[PROBLEM REQUIREMENTS]: Return every line below as is, leaving out the pictures.

[Figure record listings]
=====
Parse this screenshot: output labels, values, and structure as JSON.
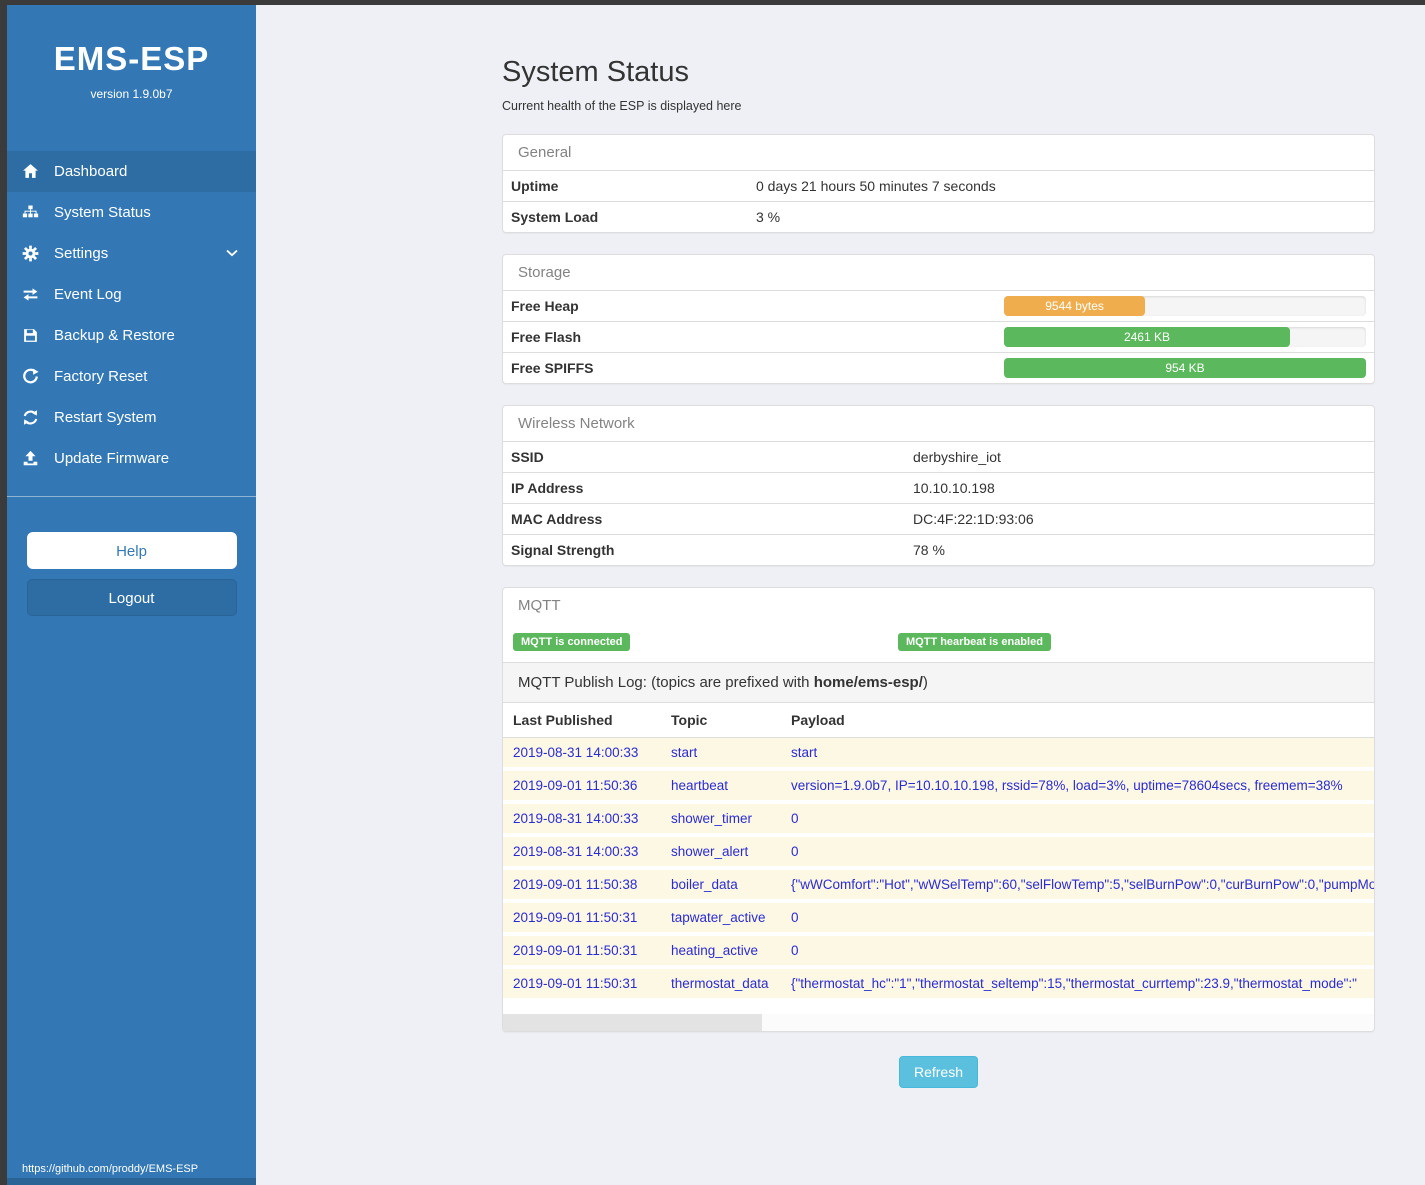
{
  "colors": {
    "sidebar_blue": "#3378b5",
    "sidebar_active": "#2d6da4",
    "frame_dark": "#3b3b3b",
    "accent_green": "#5cb85c",
    "accent_orange": "#f0ad4e",
    "refresh_blue": "#5bc0de",
    "log_text_blue": "#2b2bd5",
    "log_row_yellow": "#fcf8e3"
  },
  "sidebar": {
    "title": "EMS-ESP",
    "version": "version 1.9.0b7",
    "items": [
      {
        "icon": "home-icon",
        "label": "Dashboard",
        "active": true
      },
      {
        "icon": "sitemap-icon",
        "label": "System Status",
        "active": false
      },
      {
        "icon": "gear-icon",
        "label": "Settings",
        "active": false,
        "chevron": "chevron-down-icon"
      },
      {
        "icon": "exchange-arrows-icon",
        "label": "Event Log",
        "active": false
      },
      {
        "icon": "floppy-disk-icon",
        "label": "Backup & Restore",
        "active": false
      },
      {
        "icon": "rotate-icon",
        "label": "Factory Reset",
        "active": false
      },
      {
        "icon": "refresh-icon",
        "label": "Restart System",
        "active": false
      },
      {
        "icon": "upload-icon",
        "label": "Update Firmware",
        "active": false
      }
    ],
    "help_label": "Help",
    "logout_label": "Logout",
    "footer_url": "https://github.com/proddy/EMS-ESP"
  },
  "page": {
    "title": "System Status",
    "subtitle": "Current health of the ESP is displayed here"
  },
  "general": {
    "heading": "General",
    "rows": [
      {
        "label": "Uptime",
        "value": "0 days 21 hours 50 minutes 7 seconds"
      },
      {
        "label": "System Load",
        "value": "3 %"
      }
    ]
  },
  "storage": {
    "heading": "Storage",
    "rows": [
      {
        "label": "Free Heap",
        "bar_label": "9544 bytes",
        "fill_pct": 39,
        "bar_color": "#f0ad4e"
      },
      {
        "label": "Free Flash",
        "bar_label": "2461 KB",
        "fill_pct": 79,
        "bar_color": "#5cb85c"
      },
      {
        "label": "Free SPIFFS",
        "bar_label": "954 KB",
        "fill_pct": 100,
        "bar_color": "#5cb85c"
      }
    ]
  },
  "wireless": {
    "heading": "Wireless Network",
    "rows": [
      {
        "label": "SSID",
        "value": "derbyshire_iot"
      },
      {
        "label": "IP Address",
        "value": "10.10.10.198"
      },
      {
        "label": "MAC Address",
        "value": "DC:4F:22:1D:93:06"
      },
      {
        "label": "Signal Strength",
        "value": "78 %"
      }
    ]
  },
  "mqtt": {
    "heading": "MQTT",
    "badges": [
      "MQTT is connected",
      "MQTT hearbeat is enabled"
    ],
    "publish_log": {
      "prefix_text": "MQTT Publish Log: (topics are prefixed with ",
      "topic_prefix": "home/ems-esp/",
      "suffix_text": ")"
    },
    "table": {
      "headers": [
        "Last Published",
        "Topic",
        "Payload"
      ],
      "rows": [
        {
          "published": "2019-08-31 14:00:33",
          "topic": "start",
          "payload": "start"
        },
        {
          "published": "2019-09-01 11:50:36",
          "topic": "heartbeat",
          "payload": "version=1.9.0b7, IP=10.10.10.198, rssid=78%, load=3%, uptime=78604secs, freemem=38%"
        },
        {
          "published": "2019-08-31 14:00:33",
          "topic": "shower_timer",
          "payload": "0"
        },
        {
          "published": "2019-08-31 14:00:33",
          "topic": "shower_alert",
          "payload": "0"
        },
        {
          "published": "2019-09-01 11:50:38",
          "topic": "boiler_data",
          "payload": "{\"wWComfort\":\"Hot\",\"wWSelTemp\":60,\"selFlowTemp\":5,\"selBurnPow\":0,\"curBurnPow\":0,\"pumpMod\":"
        },
        {
          "published": "2019-09-01 11:50:31",
          "topic": "tapwater_active",
          "payload": "0"
        },
        {
          "published": "2019-09-01 11:50:31",
          "topic": "heating_active",
          "payload": "0"
        },
        {
          "published": "2019-09-01 11:50:31",
          "topic": "thermostat_data",
          "payload": "{\"thermostat_hc\":\"1\",\"thermostat_seltemp\":15,\"thermostat_currtemp\":23.9,\"thermostat_mode\":\""
        }
      ]
    }
  },
  "refresh_label": "Refresh"
}
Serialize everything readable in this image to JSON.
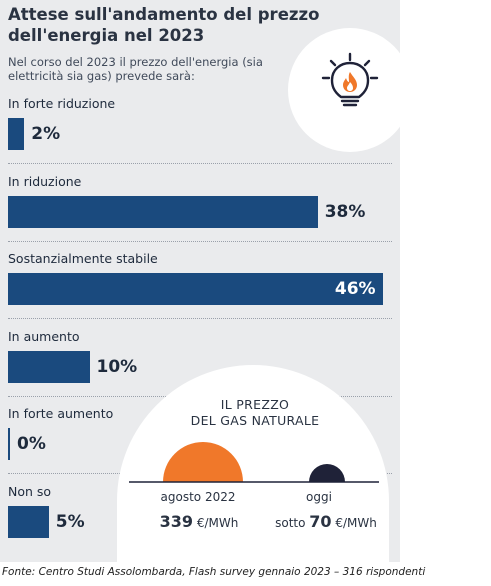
{
  "title": "Attese sull'andamento del prezzo dell'energia nel 2023",
  "subtitle": "Nel corso del 2023 il prezzo dell'energia (sia elettricità sia gas) prevede sarà:",
  "icon": "lightbulb-flame-icon",
  "colors": {
    "bar": "#1a4a7e",
    "panel": "#eaebed",
    "gas_high": "#f0782a",
    "gas_low": "#1f2238"
  },
  "chart_data": {
    "type": "bar",
    "orientation": "horizontal",
    "categories": [
      "In forte riduzione",
      "In riduzione",
      "Sostanzialmente stabile",
      "In aumento",
      "In forte aumento",
      "Non so"
    ],
    "values": [
      2,
      38,
      46,
      10,
      0,
      5
    ],
    "value_labels": [
      "2%",
      "38%",
      "46%",
      "10%",
      "0%",
      "5%"
    ],
    "unit": "%"
  },
  "gas": {
    "title_line1": "IL PREZZO",
    "title_line2": "DEL GAS NATURALE",
    "before": {
      "date": "agosto 2022",
      "prefix": "",
      "value": "339",
      "unit": "€/MWh"
    },
    "now": {
      "date": "oggi",
      "prefix": "sotto",
      "value": "70",
      "unit": "€/MWh"
    }
  },
  "source": "Fonte: Centro Studi Assolombarda, Flash survey gennaio 2023 – 316 rispondenti"
}
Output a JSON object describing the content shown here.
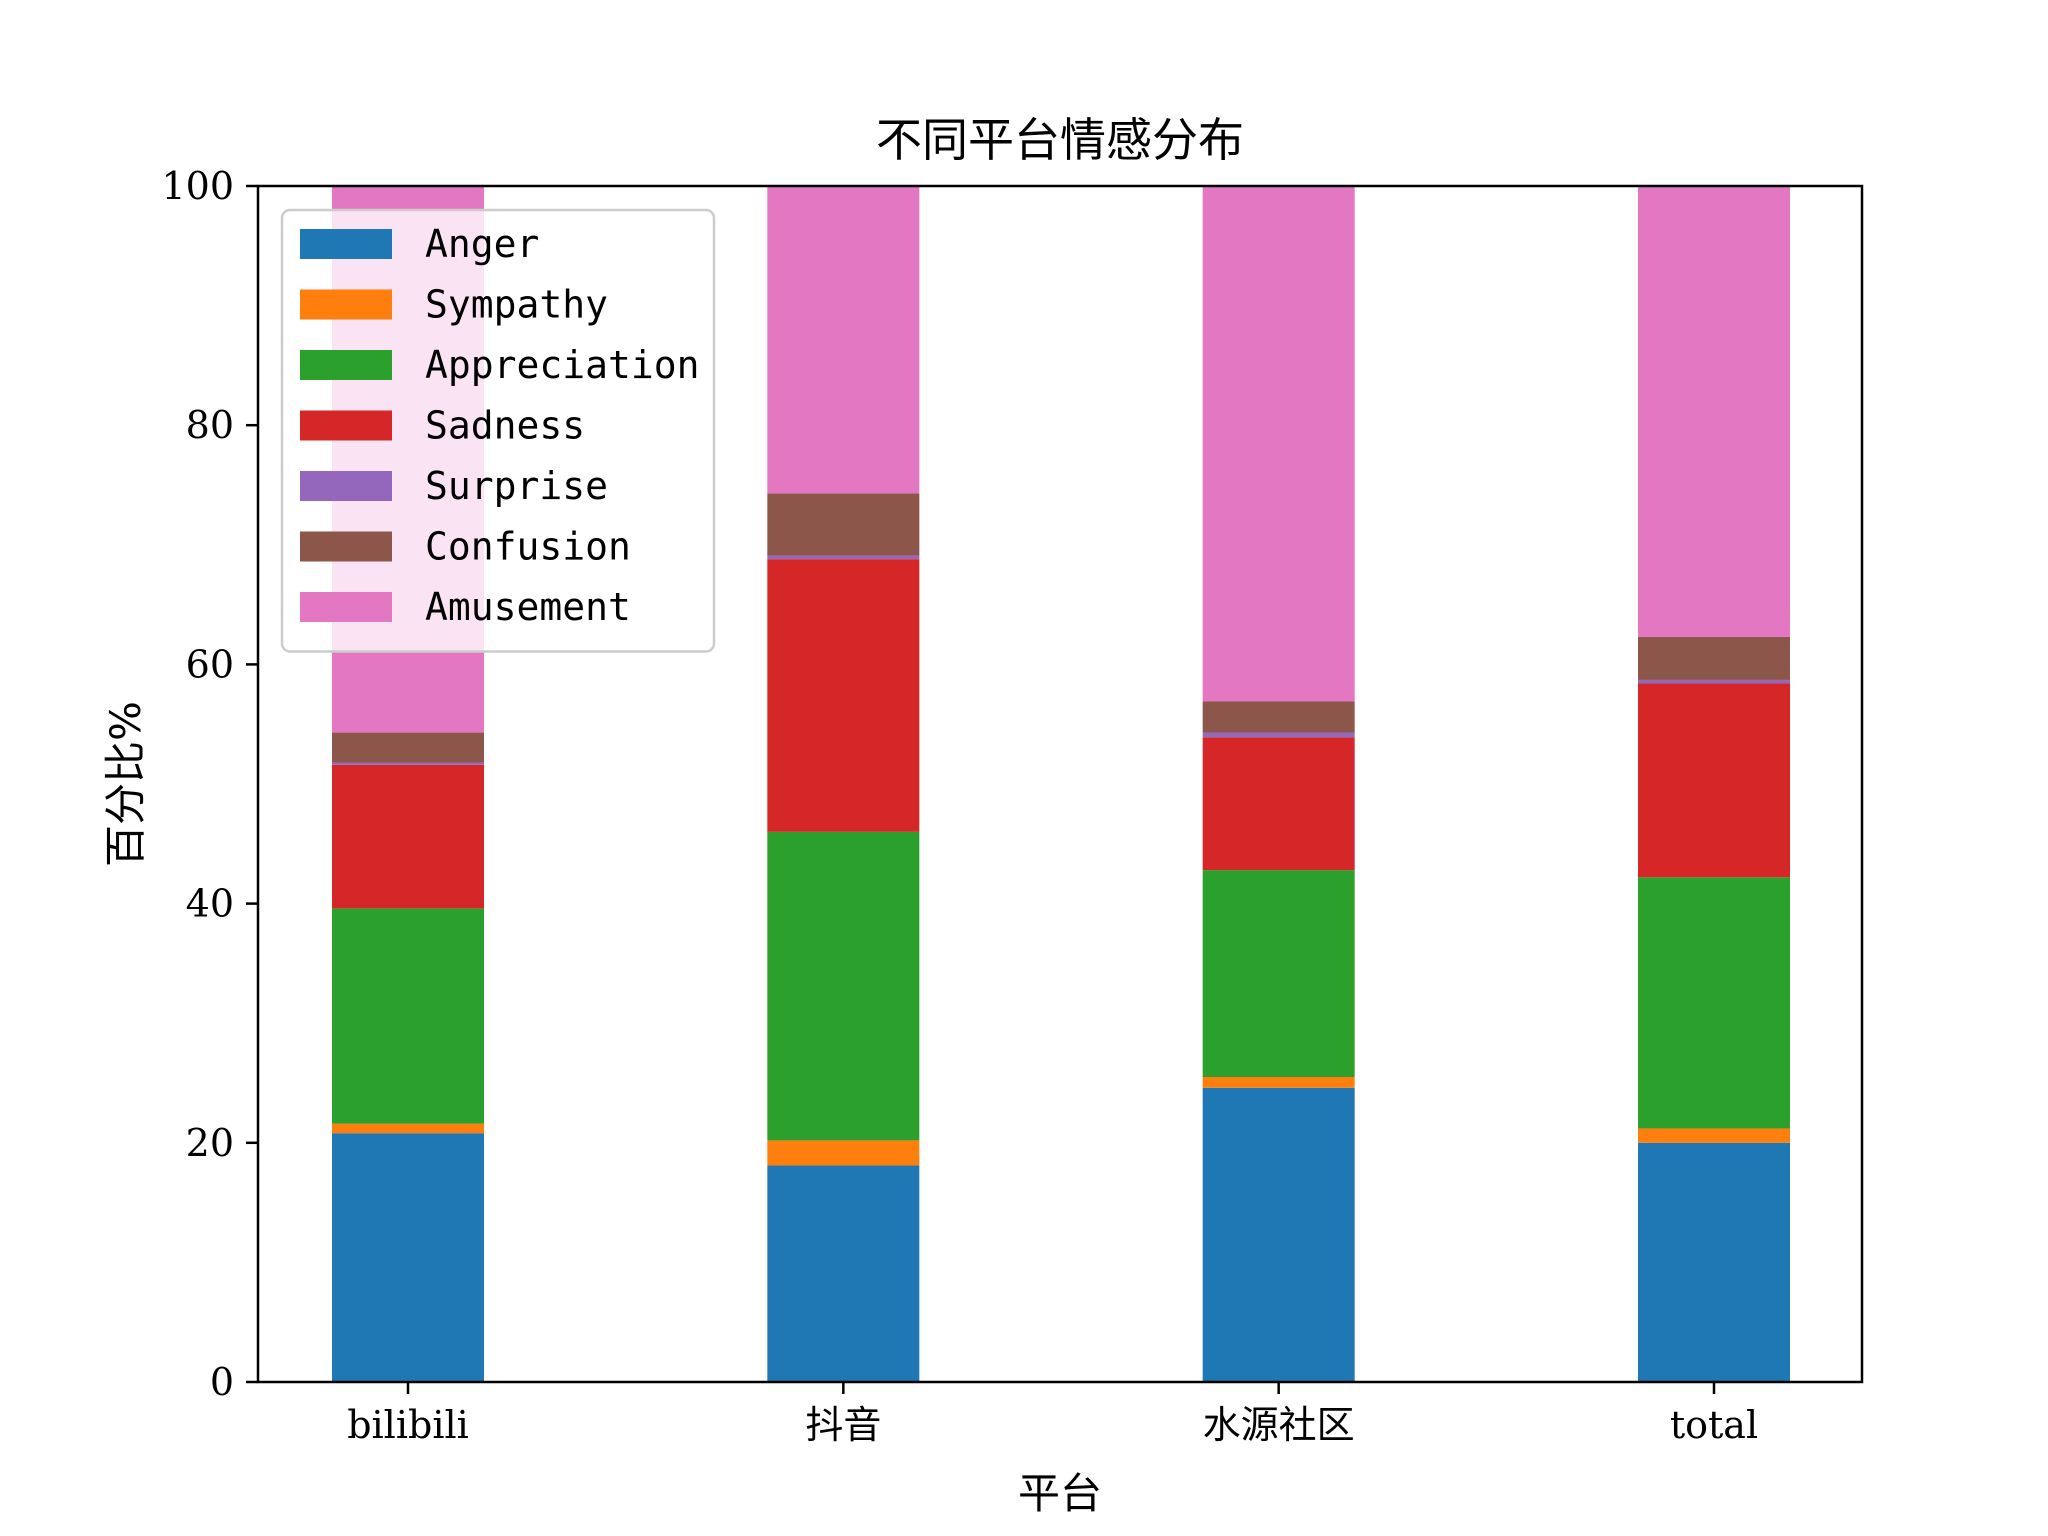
{
  "chart_data": {
    "type": "bar",
    "stacked": true,
    "title": "不同平台情感分布",
    "xlabel": "平台",
    "ylabel": "百分比%",
    "ylim": [
      0,
      100
    ],
    "yticks": [
      0,
      20,
      40,
      60,
      80,
      100
    ],
    "categories": [
      "bilibili",
      "抖音",
      "水源社区",
      "total"
    ],
    "legend_position": "upper-left",
    "grid": false,
    "series": [
      {
        "name": "Anger",
        "color": "#1f77b4",
        "values": [
          20.8,
          18.1,
          24.6,
          20.0
        ]
      },
      {
        "name": "Sympathy",
        "color": "#ff7f0e",
        "values": [
          0.8,
          2.1,
          0.9,
          1.2
        ]
      },
      {
        "name": "Appreciation",
        "color": "#2ca02c",
        "values": [
          18.0,
          25.8,
          17.3,
          21.0
        ]
      },
      {
        "name": "Sadness",
        "color": "#d62728",
        "values": [
          12.0,
          22.8,
          11.1,
          16.2
        ]
      },
      {
        "name": "Surprise",
        "color": "#9467bd",
        "values": [
          0.2,
          0.3,
          0.4,
          0.3
        ]
      },
      {
        "name": "Confusion",
        "color": "#8c564b",
        "values": [
          2.5,
          5.2,
          2.6,
          3.6
        ]
      },
      {
        "name": "Amusement",
        "color": "#e377c2",
        "values": [
          45.7,
          25.7,
          43.1,
          37.7
        ]
      }
    ]
  }
}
=====
[WRITTEN SOLUTION]:
Parse this screenshot: output labels, values, and structure as JSON.
{
  "colors": {
    "sidebar_blue": "#3378b5",
    "sidebar_active": "#2d6da4",
    "frame_dark": "#3b3b3b",
    "accent_green": "#5cb85c",
    "accent_orange": "#f0ad4e",
    "refresh_blue": "#5bc0de",
    "log_text_blue": "#2b2bd5",
    "log_row_yellow": "#fcf8e3"
  },
  "sidebar": {
    "title": "EMS-ESP",
    "version": "version 1.9.0b7",
    "items": [
      {
        "icon": "home-icon",
        "label": "Dashboard",
        "active": true
      },
      {
        "icon": "sitemap-icon",
        "label": "System Status",
        "active": false
      },
      {
        "icon": "gear-icon",
        "label": "Settings",
        "active": false,
        "chevron": "chevron-down-icon"
      },
      {
        "icon": "exchange-arrows-icon",
        "label": "Event Log",
        "active": false
      },
      {
        "icon": "floppy-disk-icon",
        "label": "Backup & Restore",
        "active": false
      },
      {
        "icon": "rotate-icon",
        "label": "Factory Reset",
        "active": false
      },
      {
        "icon": "refresh-icon",
        "label": "Restart System",
        "active": false
      },
      {
        "icon": "upload-icon",
        "label": "Update Firmware",
        "active": false
      }
    ],
    "help_label": "Help",
    "logout_label": "Logout",
    "footer_url": "https://github.com/proddy/EMS-ESP"
  },
  "page": {
    "title": "System Status",
    "subtitle": "Current health of the ESP is displayed here"
  },
  "general": {
    "heading": "General",
    "rows": [
      {
        "label": "Uptime",
        "value": "0 days 21 hours 50 minutes 7 seconds"
      },
      {
        "label": "System Load",
        "value": "3 %"
      }
    ]
  },
  "storage": {
    "heading": "Storage",
    "rows": [
      {
        "label": "Free Heap",
        "bar_label": "9544 bytes",
        "fill_pct": 39,
        "bar_color": "#f0ad4e"
      },
      {
        "label": "Free Flash",
        "bar_label": "2461 KB",
        "fill_pct": 79,
        "bar_color": "#5cb85c"
      },
      {
        "label": "Free SPIFFS",
        "bar_label": "954 KB",
        "fill_pct": 100,
        "bar_color": "#5cb85c"
      }
    ]
  },
  "wireless": {
    "heading": "Wireless Network",
    "rows": [
      {
        "label": "SSID",
        "value": "derbyshire_iot"
      },
      {
        "label": "IP Address",
        "value": "10.10.10.198"
      },
      {
        "label": "MAC Address",
        "value": "DC:4F:22:1D:93:06"
      },
      {
        "label": "Signal Strength",
        "value": "78 %"
      }
    ]
  },
  "mqtt": {
    "heading": "MQTT",
    "badges": [
      "MQTT is connected",
      "MQTT hearbeat is enabled"
    ],
    "publish_log": {
      "prefix_text": "MQTT Publish Log: (topics are prefixed with ",
      "topic_prefix": "home/ems-esp/",
      "suffix_text": ")"
    },
    "table": {
      "headers": [
        "Last Published",
        "Topic",
        "Payload"
      ],
      "rows": [
        {
          "published": "2019-08-31 14:00:33",
          "topic": "start",
          "payload": "start"
        },
        {
          "published": "2019-09-01 11:50:36",
          "topic": "heartbeat",
          "payload": "version=1.9.0b7, IP=10.10.10.198, rssid=78%, load=3%, uptime=78604secs, freemem=38%"
        },
        {
          "published": "2019-08-31 14:00:33",
          "topic": "shower_timer",
          "payload": "0"
        },
        {
          "published": "2019-08-31 14:00:33",
          "topic": "shower_alert",
          "payload": "0"
        },
        {
          "published": "2019-09-01 11:50:38",
          "topic": "boiler_data",
          "payload": "{\"wWComfort\":\"Hot\",\"wWSelTemp\":60,\"selFlowTemp\":5,\"selBurnPow\":0,\"curBurnPow\":0,\"pumpMod\":"
        },
        {
          "published": "2019-09-01 11:50:31",
          "topic": "tapwater_active",
          "payload": "0"
        },
        {
          "published": "2019-09-01 11:50:31",
          "topic": "heating_active",
          "payload": "0"
        },
        {
          "published": "2019-09-01 11:50:31",
          "topic": "thermostat_data",
          "payload": "{\"thermostat_hc\":\"1\",\"thermostat_seltemp\":15,\"thermostat_currtemp\":23.9,\"thermostat_mode\":\""
        }
      ]
    }
  },
  "refresh_label": "Refresh"
}
Serialize everything readable in this image to JSON.
{
  "title": "Attese sull'andamento del prezzo dell'energia nel 2023",
  "subtitle": "Nel corso del 2023 il prezzo dell'energia (sia elettricità sia gas) prevede sarà:",
  "icon": "lightbulb-flame-icon",
  "colors": {
    "bar": "#1a4a7e",
    "panel": "#eaebed",
    "gas_high": "#f0782a",
    "gas_low": "#1f2238"
  },
  "chart_data": {
    "type": "bar",
    "orientation": "horizontal",
    "categories": [
      "In forte riduzione",
      "In riduzione",
      "Sostanzialmente stabile",
      "In aumento",
      "In forte aumento",
      "Non so"
    ],
    "values": [
      2,
      38,
      46,
      10,
      0,
      5
    ],
    "value_labels": [
      "2%",
      "38%",
      "46%",
      "10%",
      "0%",
      "5%"
    ],
    "unit": "%"
  },
  "gas": {
    "title_line1": "IL PREZZO",
    "title_line2": "DEL GAS NATURALE",
    "before": {
      "date": "agosto 2022",
      "prefix": "",
      "value": "339",
      "unit": "€/MWh"
    },
    "now": {
      "date": "oggi",
      "prefix": "sotto",
      "value": "70",
      "unit": "€/MWh"
    }
  },
  "source": "Fonte: Centro Studi Assolombarda, Flash survey gennaio 2023 – 316 rispondenti"
}
Output a JSON object describing the content shown here.
{
  "chart_data": {
    "type": "bar",
    "stacked": true,
    "title": "不同平台情感分布",
    "xlabel": "平台",
    "ylabel": "百分比%",
    "ylim": [
      0,
      100
    ],
    "yticks": [
      0,
      20,
      40,
      60,
      80,
      100
    ],
    "categories": [
      "bilibili",
      "抖音",
      "水源社区",
      "total"
    ],
    "legend_position": "upper-left",
    "grid": false,
    "series": [
      {
        "name": "Anger",
        "color": "#1f77b4",
        "values": [
          20.8,
          18.1,
          24.6,
          20.0
        ]
      },
      {
        "name": "Sympathy",
        "color": "#ff7f0e",
        "values": [
          0.8,
          2.1,
          0.9,
          1.2
        ]
      },
      {
        "name": "Appreciation",
        "color": "#2ca02c",
        "values": [
          18.0,
          25.8,
          17.3,
          21.0
        ]
      },
      {
        "name": "Sadness",
        "color": "#d62728",
        "values": [
          12.0,
          22.8,
          11.1,
          16.2
        ]
      },
      {
        "name": "Surprise",
        "color": "#9467bd",
        "values": [
          0.2,
          0.3,
          0.4,
          0.3
        ]
      },
      {
        "name": "Confusion",
        "color": "#8c564b",
        "values": [
          2.5,
          5.2,
          2.6,
          3.6
        ]
      },
      {
        "name": "Amusement",
        "color": "#e377c2",
        "values": [
          45.7,
          25.7,
          43.1,
          37.7
        ]
      }
    ]
  }
}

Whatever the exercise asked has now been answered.